=== Task description ===
Draw out every line with the word "closing" from the listing below.

=== Given data ===
▼
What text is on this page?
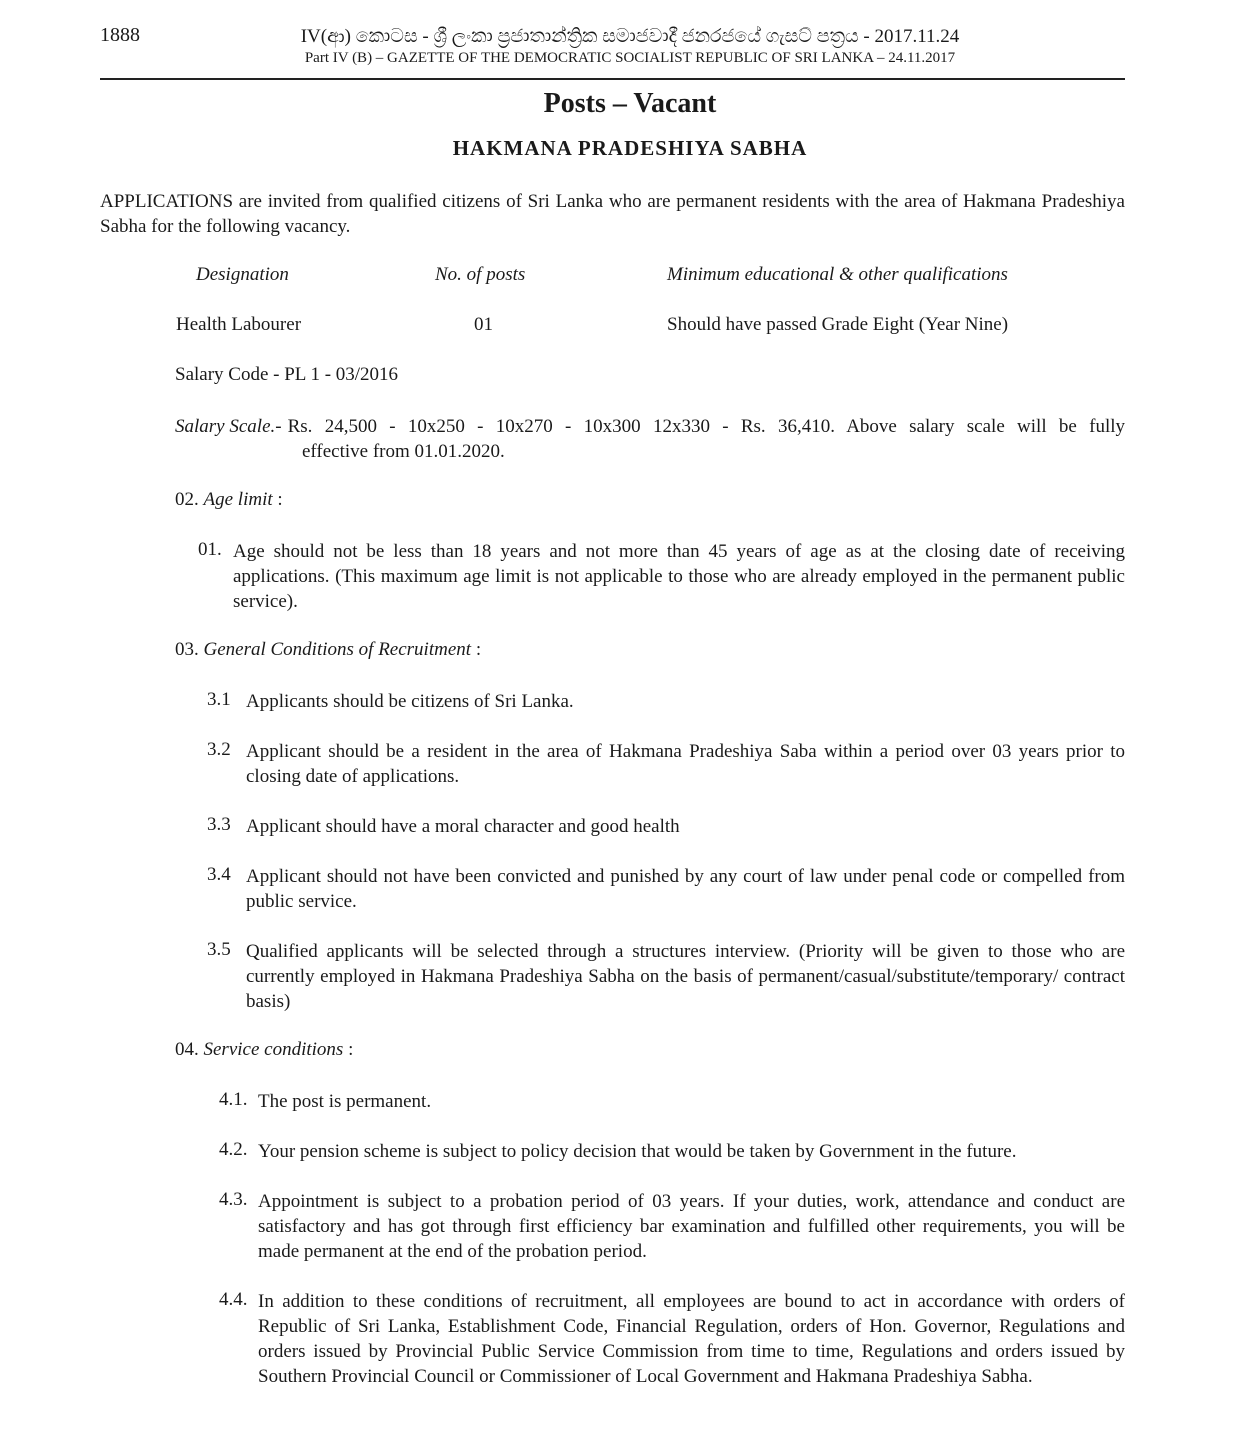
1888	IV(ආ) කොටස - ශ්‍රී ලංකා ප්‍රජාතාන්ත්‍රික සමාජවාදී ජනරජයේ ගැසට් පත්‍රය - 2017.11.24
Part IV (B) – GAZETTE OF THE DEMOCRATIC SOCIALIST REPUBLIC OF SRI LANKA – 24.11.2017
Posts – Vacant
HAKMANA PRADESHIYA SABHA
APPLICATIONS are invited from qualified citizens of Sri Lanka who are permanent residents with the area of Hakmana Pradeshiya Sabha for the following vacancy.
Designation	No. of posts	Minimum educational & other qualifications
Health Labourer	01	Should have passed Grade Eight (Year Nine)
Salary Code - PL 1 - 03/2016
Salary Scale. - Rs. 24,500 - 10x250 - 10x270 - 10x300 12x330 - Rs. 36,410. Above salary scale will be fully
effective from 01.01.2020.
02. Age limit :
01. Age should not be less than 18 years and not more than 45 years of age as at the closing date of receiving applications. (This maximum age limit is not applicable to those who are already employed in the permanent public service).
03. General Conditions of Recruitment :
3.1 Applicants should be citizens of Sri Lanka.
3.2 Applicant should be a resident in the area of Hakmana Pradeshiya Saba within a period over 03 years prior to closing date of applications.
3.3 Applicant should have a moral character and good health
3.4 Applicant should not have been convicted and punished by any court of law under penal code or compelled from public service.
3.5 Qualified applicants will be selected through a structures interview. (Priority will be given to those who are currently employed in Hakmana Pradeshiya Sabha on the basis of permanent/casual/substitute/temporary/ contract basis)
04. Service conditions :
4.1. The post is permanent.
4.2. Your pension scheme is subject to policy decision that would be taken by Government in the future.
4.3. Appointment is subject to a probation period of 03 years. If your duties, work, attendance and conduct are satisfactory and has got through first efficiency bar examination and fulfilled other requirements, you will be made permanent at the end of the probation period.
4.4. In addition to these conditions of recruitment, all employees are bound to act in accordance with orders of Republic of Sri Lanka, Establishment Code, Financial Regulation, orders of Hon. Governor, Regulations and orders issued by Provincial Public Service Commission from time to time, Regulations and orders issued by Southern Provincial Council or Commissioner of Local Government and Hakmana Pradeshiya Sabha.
▲
=== Solution to the exercise ===
01. Age should not be less than 18 years and not more than 45 years of age as at the closing date of receiving applications. (This maximum age limit is not applicable to those who are already employed in the permanent public service).
3.2 Applicant should be a resident in the area of Hakmana Pradeshiya Saba within a period over 03 years prior to closing date of applications.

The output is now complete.